(Stored data)
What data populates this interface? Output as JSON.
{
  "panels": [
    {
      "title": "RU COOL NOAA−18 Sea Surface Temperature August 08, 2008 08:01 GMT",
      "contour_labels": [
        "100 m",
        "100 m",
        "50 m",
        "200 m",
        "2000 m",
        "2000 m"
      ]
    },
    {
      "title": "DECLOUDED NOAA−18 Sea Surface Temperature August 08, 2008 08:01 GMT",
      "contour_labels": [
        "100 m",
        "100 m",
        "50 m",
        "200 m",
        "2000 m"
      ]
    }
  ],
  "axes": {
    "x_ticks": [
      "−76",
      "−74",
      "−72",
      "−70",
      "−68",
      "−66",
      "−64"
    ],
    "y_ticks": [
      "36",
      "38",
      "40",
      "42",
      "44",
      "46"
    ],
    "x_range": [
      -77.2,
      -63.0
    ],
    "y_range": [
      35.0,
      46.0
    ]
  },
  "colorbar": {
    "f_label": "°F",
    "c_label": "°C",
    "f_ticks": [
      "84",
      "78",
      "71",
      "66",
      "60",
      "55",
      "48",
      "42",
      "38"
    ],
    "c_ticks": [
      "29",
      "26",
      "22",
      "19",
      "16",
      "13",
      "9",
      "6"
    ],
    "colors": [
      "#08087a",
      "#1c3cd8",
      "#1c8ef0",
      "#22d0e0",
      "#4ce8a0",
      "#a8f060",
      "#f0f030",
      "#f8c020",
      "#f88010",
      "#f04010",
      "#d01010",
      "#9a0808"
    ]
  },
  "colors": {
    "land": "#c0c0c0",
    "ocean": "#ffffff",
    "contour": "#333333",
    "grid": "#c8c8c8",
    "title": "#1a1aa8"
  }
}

WHAT TO WORK ON:
Count each line of the entries that holds the word "August", then state the total and nothing more.

EXERCISE OUTPUT:
2